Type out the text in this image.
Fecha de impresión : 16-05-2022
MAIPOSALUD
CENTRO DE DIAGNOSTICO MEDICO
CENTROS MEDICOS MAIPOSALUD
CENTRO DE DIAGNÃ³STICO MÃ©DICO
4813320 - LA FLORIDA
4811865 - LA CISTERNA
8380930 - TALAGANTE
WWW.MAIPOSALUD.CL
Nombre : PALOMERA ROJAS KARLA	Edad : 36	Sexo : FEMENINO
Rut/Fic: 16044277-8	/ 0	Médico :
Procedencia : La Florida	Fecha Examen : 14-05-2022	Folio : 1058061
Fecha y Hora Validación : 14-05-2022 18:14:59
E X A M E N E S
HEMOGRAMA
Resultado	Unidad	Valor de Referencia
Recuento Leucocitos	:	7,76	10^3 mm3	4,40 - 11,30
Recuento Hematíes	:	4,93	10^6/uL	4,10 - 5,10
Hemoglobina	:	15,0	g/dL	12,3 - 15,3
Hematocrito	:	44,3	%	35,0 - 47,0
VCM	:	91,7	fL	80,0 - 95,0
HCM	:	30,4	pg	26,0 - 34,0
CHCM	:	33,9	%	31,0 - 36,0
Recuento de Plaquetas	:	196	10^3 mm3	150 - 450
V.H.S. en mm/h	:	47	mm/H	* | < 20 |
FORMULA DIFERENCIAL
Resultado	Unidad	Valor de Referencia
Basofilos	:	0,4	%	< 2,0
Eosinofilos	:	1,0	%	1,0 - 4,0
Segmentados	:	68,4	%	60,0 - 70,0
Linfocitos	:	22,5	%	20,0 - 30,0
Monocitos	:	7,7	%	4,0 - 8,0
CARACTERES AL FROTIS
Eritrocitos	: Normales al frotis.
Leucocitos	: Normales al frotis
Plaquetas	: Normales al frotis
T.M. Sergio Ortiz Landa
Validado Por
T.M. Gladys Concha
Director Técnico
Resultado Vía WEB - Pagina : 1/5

__________

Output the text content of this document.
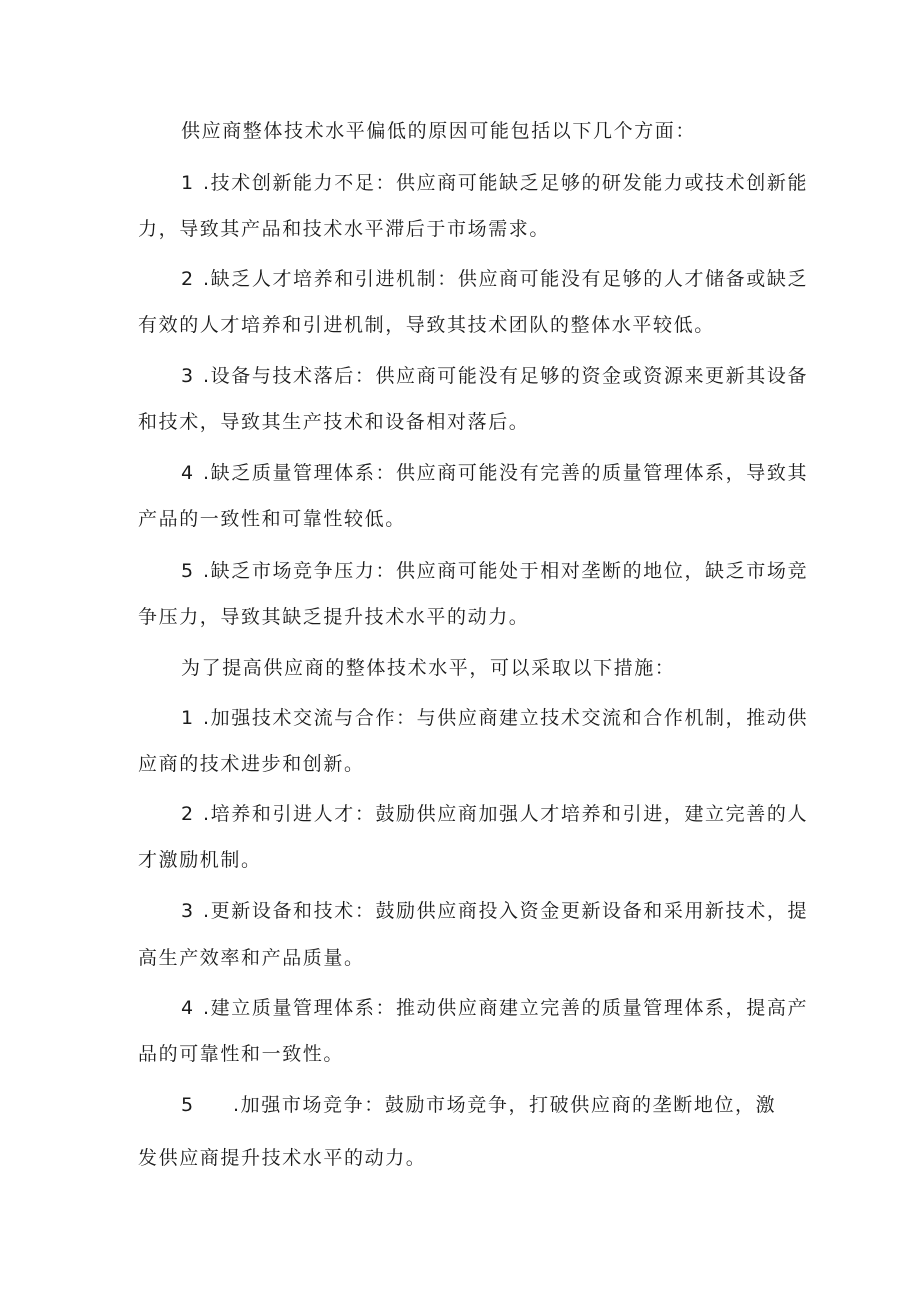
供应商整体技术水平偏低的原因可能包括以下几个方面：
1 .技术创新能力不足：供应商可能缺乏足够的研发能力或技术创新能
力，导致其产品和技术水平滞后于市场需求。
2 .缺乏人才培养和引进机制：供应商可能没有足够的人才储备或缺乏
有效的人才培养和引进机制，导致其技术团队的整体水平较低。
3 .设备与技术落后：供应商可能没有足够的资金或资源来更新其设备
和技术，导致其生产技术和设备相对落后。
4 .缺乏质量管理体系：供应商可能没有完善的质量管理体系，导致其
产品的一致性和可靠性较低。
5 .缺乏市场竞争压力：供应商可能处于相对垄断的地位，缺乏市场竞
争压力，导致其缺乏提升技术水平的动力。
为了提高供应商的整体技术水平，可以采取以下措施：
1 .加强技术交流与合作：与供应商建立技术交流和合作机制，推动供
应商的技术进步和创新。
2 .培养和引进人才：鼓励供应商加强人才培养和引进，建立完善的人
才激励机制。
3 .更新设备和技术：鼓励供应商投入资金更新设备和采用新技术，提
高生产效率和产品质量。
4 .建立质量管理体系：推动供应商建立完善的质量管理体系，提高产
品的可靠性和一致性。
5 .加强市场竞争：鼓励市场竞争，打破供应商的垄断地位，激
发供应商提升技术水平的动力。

__________

Using the material above, count the lines containing the word "text". Reply with the number alone.

> [SOLVED PROBLEM]:
2